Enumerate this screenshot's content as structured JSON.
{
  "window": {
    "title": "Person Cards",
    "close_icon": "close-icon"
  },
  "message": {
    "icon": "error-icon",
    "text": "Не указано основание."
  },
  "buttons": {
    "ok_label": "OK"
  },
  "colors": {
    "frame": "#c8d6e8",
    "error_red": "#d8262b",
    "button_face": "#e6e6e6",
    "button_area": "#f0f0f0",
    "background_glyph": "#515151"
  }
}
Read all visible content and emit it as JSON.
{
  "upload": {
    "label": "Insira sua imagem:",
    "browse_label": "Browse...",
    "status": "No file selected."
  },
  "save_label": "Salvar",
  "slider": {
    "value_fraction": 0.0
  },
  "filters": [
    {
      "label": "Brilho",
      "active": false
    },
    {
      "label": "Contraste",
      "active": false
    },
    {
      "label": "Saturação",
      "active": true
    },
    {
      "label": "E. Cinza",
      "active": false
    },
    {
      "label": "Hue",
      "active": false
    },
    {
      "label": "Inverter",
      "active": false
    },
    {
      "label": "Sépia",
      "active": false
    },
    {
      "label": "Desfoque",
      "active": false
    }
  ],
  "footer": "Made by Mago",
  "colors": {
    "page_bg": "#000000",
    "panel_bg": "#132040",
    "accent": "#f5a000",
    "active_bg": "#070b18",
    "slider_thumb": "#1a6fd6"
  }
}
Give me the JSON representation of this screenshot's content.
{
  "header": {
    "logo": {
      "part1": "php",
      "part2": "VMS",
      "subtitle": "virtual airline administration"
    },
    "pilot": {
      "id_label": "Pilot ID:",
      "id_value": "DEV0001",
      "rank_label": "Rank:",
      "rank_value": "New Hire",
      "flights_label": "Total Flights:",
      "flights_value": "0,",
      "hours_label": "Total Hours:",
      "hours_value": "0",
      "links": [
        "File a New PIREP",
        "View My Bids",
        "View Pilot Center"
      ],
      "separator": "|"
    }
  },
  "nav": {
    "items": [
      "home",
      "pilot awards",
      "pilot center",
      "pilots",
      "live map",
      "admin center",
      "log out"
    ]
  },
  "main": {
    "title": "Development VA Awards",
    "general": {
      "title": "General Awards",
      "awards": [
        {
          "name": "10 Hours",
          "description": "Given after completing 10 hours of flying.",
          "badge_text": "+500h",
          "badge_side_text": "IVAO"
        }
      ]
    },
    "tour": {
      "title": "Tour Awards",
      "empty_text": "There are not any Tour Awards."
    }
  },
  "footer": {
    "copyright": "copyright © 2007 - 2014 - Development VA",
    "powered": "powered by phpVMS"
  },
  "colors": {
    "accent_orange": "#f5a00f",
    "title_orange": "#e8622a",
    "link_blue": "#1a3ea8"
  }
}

#### Task instructions:
Print the records above in full, exactly.

#### Full answer:
Enumerate this screenshot's content as structured JSON.
{
  "window": {
    "title": "Person Cards",
    "close_icon": "close-icon"
  },
  "message": {
    "icon": "error-icon",
    "text": "Не указано основание."
  },
  "buttons": {
    "ok_label": "OK"
  },
  "colors": {
    "frame": "#c8d6e8",
    "error_red": "#d8262b",
    "button_face": "#e6e6e6",
    "button_area": "#f0f0f0",
    "background_glyph": "#515151"
  }
}
Read all visible content and emit it as JSON.
{
  "upload": {
    "label": "Insira sua imagem:",
    "browse_label": "Browse...",
    "status": "No file selected."
  },
  "save_label": "Salvar",
  "slider": {
    "value_fraction": 0.0
  },
  "filters": [
    {
      "label": "Brilho",
      "active": false
    },
    {
      "label": "Contraste",
      "active": false
    },
    {
      "label": "Saturação",
      "active": true
    },
    {
      "label": "E. Cinza",
      "active": false
    },
    {
      "label": "Hue",
      "active": false
    },
    {
      "label": "Inverter",
      "active": false
    },
    {
      "label": "Sépia",
      "active": false
    },
    {
      "label": "Desfoque",
      "active": false
    }
  ],
  "footer": "Made by Mago",
  "colors": {
    "page_bg": "#000000",
    "panel_bg": "#132040",
    "accent": "#f5a000",
    "active_bg": "#070b18",
    "slider_thumb": "#1a6fd6"
  }
}
Give me the JSON representation of this screenshot's content.
{
  "header": {
    "logo": {
      "part1": "php",
      "part2": "VMS",
      "subtitle": "virtual airline administration"
    },
    "pilot": {
      "id_label": "Pilot ID:",
      "id_value": "DEV0001",
      "rank_label": "Rank:",
      "rank_value": "New Hire",
      "flights_label": "Total Flights:",
      "flights_value": "0,",
      "hours_label": "Total Hours:",
      "hours_value": "0",
      "links": [
        "File a New PIREP",
        "View My Bids",
        "View Pilot Center"
      ],
      "separator": "|"
    }
  },
  "nav": {
    "items": [
      "home",
      "pilot awards",
      "pilot center",
      "pilots",
      "live map",
      "admin center",
      "log out"
    ]
  },
  "main": {
    "title": "Development VA Awards",
    "general": {
      "title": "General Awards",
      "awards": [
        {
          "name": "10 Hours",
          "description": "Given after completing 10 hours of flying.",
          "badge_text": "+500h",
          "badge_side_text": "IVAO"
        }
      ]
    },
    "tour": {
      "title": "Tour Awards",
      "empty_text": "There are not any Tour Awards."
    }
  },
  "footer": {
    "copyright": "copyright © 2007 - 2014 - Development VA",
    "powered": "powered by phpVMS"
  },
  "colors": {
    "accent_orange": "#f5a00f",
    "title_orange": "#e8622a",
    "link_blue": "#1a3ea8"
  }
}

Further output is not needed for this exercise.